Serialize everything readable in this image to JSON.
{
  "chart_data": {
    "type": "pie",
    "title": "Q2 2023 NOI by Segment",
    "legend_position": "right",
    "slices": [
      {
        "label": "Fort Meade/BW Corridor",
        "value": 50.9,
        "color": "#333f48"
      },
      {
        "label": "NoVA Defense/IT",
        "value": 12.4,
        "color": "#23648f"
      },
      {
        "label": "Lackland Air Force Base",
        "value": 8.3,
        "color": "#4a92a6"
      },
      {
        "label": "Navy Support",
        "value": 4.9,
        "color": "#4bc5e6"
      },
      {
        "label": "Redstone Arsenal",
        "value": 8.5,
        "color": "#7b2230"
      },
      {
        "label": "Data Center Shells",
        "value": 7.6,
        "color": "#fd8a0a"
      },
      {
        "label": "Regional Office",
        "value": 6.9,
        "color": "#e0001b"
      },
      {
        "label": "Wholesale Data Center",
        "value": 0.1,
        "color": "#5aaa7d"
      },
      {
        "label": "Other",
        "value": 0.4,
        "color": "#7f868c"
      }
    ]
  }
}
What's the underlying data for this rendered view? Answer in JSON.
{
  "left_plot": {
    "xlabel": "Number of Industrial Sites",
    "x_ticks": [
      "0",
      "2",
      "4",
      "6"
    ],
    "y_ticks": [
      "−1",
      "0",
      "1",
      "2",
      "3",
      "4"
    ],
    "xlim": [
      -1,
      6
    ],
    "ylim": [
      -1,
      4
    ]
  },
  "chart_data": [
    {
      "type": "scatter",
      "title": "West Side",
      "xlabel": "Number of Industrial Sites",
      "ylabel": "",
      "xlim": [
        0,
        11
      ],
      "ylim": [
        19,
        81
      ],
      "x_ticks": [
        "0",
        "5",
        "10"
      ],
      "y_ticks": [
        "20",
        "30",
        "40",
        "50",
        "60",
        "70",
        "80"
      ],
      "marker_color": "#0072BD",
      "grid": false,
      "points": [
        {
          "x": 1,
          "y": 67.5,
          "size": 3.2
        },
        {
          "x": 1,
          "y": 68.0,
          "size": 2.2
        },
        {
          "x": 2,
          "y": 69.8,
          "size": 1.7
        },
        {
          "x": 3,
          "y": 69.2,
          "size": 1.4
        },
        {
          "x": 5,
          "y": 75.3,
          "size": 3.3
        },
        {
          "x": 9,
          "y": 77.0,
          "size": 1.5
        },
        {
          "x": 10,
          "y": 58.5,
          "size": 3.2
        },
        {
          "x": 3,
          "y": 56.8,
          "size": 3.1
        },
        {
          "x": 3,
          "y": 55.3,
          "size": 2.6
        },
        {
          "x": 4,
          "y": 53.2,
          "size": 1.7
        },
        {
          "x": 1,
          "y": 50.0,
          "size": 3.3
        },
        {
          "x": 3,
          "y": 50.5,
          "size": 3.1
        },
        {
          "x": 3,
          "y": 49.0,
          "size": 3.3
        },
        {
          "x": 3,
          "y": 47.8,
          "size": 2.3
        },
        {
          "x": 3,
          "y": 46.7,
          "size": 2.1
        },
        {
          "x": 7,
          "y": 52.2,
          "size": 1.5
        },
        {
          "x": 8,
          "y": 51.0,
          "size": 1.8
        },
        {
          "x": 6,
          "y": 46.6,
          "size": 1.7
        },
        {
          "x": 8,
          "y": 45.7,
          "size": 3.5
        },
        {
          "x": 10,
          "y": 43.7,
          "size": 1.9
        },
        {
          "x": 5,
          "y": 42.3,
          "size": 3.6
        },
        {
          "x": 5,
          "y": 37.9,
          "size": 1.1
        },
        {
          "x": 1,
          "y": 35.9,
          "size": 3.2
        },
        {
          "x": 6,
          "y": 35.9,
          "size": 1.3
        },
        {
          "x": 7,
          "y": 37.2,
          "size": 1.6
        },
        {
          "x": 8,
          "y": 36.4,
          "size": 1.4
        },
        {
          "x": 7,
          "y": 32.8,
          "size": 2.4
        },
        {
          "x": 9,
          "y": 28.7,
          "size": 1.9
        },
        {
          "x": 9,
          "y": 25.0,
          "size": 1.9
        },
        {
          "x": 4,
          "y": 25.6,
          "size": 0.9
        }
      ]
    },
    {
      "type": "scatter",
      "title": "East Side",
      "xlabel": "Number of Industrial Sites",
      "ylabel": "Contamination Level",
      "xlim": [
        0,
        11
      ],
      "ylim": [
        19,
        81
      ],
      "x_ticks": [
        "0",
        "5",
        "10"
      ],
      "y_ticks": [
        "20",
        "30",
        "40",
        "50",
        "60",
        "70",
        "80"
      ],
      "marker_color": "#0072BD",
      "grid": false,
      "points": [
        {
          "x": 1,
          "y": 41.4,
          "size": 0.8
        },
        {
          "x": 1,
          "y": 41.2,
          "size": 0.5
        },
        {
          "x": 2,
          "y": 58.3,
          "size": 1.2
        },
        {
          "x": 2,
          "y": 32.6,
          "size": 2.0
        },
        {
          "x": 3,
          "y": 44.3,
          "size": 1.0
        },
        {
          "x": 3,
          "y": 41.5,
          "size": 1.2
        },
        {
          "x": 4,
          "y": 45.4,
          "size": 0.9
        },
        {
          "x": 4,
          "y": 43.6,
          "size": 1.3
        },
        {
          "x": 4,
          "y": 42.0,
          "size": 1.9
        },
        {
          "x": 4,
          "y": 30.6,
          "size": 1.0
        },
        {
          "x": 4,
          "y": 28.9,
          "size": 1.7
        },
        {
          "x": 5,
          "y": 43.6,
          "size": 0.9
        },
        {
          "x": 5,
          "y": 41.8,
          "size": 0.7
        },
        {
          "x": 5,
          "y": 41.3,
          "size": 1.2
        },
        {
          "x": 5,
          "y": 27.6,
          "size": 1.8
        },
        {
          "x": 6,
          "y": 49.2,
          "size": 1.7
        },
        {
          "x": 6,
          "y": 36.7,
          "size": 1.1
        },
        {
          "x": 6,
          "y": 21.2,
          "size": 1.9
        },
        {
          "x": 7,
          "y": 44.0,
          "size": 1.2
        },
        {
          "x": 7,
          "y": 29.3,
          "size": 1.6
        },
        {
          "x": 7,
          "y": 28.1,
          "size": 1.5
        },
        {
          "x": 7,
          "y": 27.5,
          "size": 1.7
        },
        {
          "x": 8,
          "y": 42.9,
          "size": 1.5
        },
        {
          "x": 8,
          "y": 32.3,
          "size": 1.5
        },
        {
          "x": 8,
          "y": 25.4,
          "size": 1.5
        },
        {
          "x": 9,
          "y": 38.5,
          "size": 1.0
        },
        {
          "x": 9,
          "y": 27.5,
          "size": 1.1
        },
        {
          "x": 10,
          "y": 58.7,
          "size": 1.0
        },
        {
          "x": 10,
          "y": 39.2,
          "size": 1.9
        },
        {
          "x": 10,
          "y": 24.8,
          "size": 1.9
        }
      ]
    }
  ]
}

[WHAT YOU HAVE TO DO]:
Write the data back out verbatim.

[FINAL RESULT]:
Serialize everything readable in this image to JSON.
{
  "chart_data": {
    "type": "pie",
    "title": "Q2 2023 NOI by Segment",
    "legend_position": "right",
    "slices": [
      {
        "label": "Fort Meade/BW Corridor",
        "value": 50.9,
        "color": "#333f48"
      },
      {
        "label": "NoVA Defense/IT",
        "value": 12.4,
        "color": "#23648f"
      },
      {
        "label": "Lackland Air Force Base",
        "value": 8.3,
        "color": "#4a92a6"
      },
      {
        "label": "Navy Support",
        "value": 4.9,
        "color": "#4bc5e6"
      },
      {
        "label": "Redstone Arsenal",
        "value": 8.5,
        "color": "#7b2230"
      },
      {
        "label": "Data Center Shells",
        "value": 7.6,
        "color": "#fd8a0a"
      },
      {
        "label": "Regional Office",
        "value": 6.9,
        "color": "#e0001b"
      },
      {
        "label": "Wholesale Data Center",
        "value": 0.1,
        "color": "#5aaa7d"
      },
      {
        "label": "Other",
        "value": 0.4,
        "color": "#7f868c"
      }
    ]
  }
}
What's the underlying data for this rendered view? Answer in JSON.
{
  "left_plot": {
    "xlabel": "Number of Industrial Sites",
    "x_ticks": [
      "0",
      "2",
      "4",
      "6"
    ],
    "y_ticks": [
      "−1",
      "0",
      "1",
      "2",
      "3",
      "4"
    ],
    "xlim": [
      -1,
      6
    ],
    "ylim": [
      -1,
      4
    ]
  },
  "chart_data": [
    {
      "type": "scatter",
      "title": "West Side",
      "xlabel": "Number of Industrial Sites",
      "ylabel": "",
      "xlim": [
        0,
        11
      ],
      "ylim": [
        19,
        81
      ],
      "x_ticks": [
        "0",
        "5",
        "10"
      ],
      "y_ticks": [
        "20",
        "30",
        "40",
        "50",
        "60",
        "70",
        "80"
      ],
      "marker_color": "#0072BD",
      "grid": false,
      "points": [
        {
          "x": 1,
          "y": 67.5,
          "size": 3.2
        },
        {
          "x": 1,
          "y": 68.0,
          "size": 2.2
        },
        {
          "x": 2,
          "y": 69.8,
          "size": 1.7
        },
        {
          "x": 3,
          "y": 69.2,
          "size": 1.4
        },
        {
          "x": 5,
          "y": 75.3,
          "size": 3.3
        },
        {
          "x": 9,
          "y": 77.0,
          "size": 1.5
        },
        {
          "x": 10,
          "y": 58.5,
          "size": 3.2
        },
        {
          "x": 3,
          "y": 56.8,
          "size": 3.1
        },
        {
          "x": 3,
          "y": 55.3,
          "size": 2.6
        },
        {
          "x": 4,
          "y": 53.2,
          "size": 1.7
        },
        {
          "x": 1,
          "y": 50.0,
          "size": 3.3
        },
        {
          "x": 3,
          "y": 50.5,
          "size": 3.1
        },
        {
          "x": 3,
          "y": 49.0,
          "size": 3.3
        },
        {
          "x": 3,
          "y": 47.8,
          "size": 2.3
        },
        {
          "x": 3,
          "y": 46.7,
          "size": 2.1
        },
        {
          "x": 7,
          "y": 52.2,
          "size": 1.5
        },
        {
          "x": 8,
          "y": 51.0,
          "size": 1.8
        },
        {
          "x": 6,
          "y": 46.6,
          "size": 1.7
        },
        {
          "x": 8,
          "y": 45.7,
          "size": 3.5
        },
        {
          "x": 10,
          "y": 43.7,
          "size": 1.9
        },
        {
          "x": 5,
          "y": 42.3,
          "size": 3.6
        },
        {
          "x": 5,
          "y": 37.9,
          "size": 1.1
        },
        {
          "x": 1,
          "y": 35.9,
          "size": 3.2
        },
        {
          "x": 6,
          "y": 35.9,
          "size": 1.3
        },
        {
          "x": 7,
          "y": 37.2,
          "size": 1.6
        },
        {
          "x": 8,
          "y": 36.4,
          "size": 1.4
        },
        {
          "x": 7,
          "y": 32.8,
          "size": 2.4
        },
        {
          "x": 9,
          "y": 28.7,
          "size": 1.9
        },
        {
          "x": 9,
          "y": 25.0,
          "size": 1.9
        },
        {
          "x": 4,
          "y": 25.6,
          "size": 0.9
        }
      ]
    },
    {
      "type": "scatter",
      "title": "East Side",
      "xlabel": "Number of Industrial Sites",
      "ylabel": "Contamination Level",
      "xlim": [
        0,
        11
      ],
      "ylim": [
        19,
        81
      ],
      "x_ticks": [
        "0",
        "5",
        "10"
      ],
      "y_ticks": [
        "20",
        "30",
        "40",
        "50",
        "60",
        "70",
        "80"
      ],
      "marker_color": "#0072BD",
      "grid": false,
      "points": [
        {
          "x": 1,
          "y": 41.4,
          "size": 0.8
        },
        {
          "x": 1,
          "y": 41.2,
          "size": 0.5
        },
        {
          "x": 2,
          "y": 58.3,
          "size": 1.2
        },
        {
          "x": 2,
          "y": 32.6,
          "size": 2.0
        },
        {
          "x": 3,
          "y": 44.3,
          "size": 1.0
        },
        {
          "x": 3,
          "y": 41.5,
          "size": 1.2
        },
        {
          "x": 4,
          "y": 45.4,
          "size": 0.9
        },
        {
          "x": 4,
          "y": 43.6,
          "size": 1.3
        },
        {
          "x": 4,
          "y": 42.0,
          "size": 1.9
        },
        {
          "x": 4,
          "y": 30.6,
          "size": 1.0
        },
        {
          "x": 4,
          "y": 28.9,
          "size": 1.7
        },
        {
          "x": 5,
          "y": 43.6,
          "size": 0.9
        },
        {
          "x": 5,
          "y": 41.8,
          "size": 0.7
        },
        {
          "x": 5,
          "y": 41.3,
          "size": 1.2
        },
        {
          "x": 5,
          "y": 27.6,
          "size": 1.8
        },
        {
          "x": 6,
          "y": 49.2,
          "size": 1.7
        },
        {
          "x": 6,
          "y": 36.7,
          "size": 1.1
        },
        {
          "x": 6,
          "y": 21.2,
          "size": 1.9
        },
        {
          "x": 7,
          "y": 44.0,
          "size": 1.2
        },
        {
          "x": 7,
          "y": 29.3,
          "size": 1.6
        },
        {
          "x": 7,
          "y": 28.1,
          "size": 1.5
        },
        {
          "x": 7,
          "y": 27.5,
          "size": 1.7
        },
        {
          "x": 8,
          "y": 42.9,
          "size": 1.5
        },
        {
          "x": 8,
          "y": 32.3,
          "size": 1.5
        },
        {
          "x": 8,
          "y": 25.4,
          "size": 1.5
        },
        {
          "x": 9,
          "y": 38.5,
          "size": 1.0
        },
        {
          "x": 9,
          "y": 27.5,
          "size": 1.1
        },
        {
          "x": 10,
          "y": 58.7,
          "size": 1.0
        },
        {
          "x": 10,
          "y": 39.2,
          "size": 1.9
        },
        {
          "x": 10,
          "y": 24.8,
          "size": 1.9
        }
      ]
    }
  ]
}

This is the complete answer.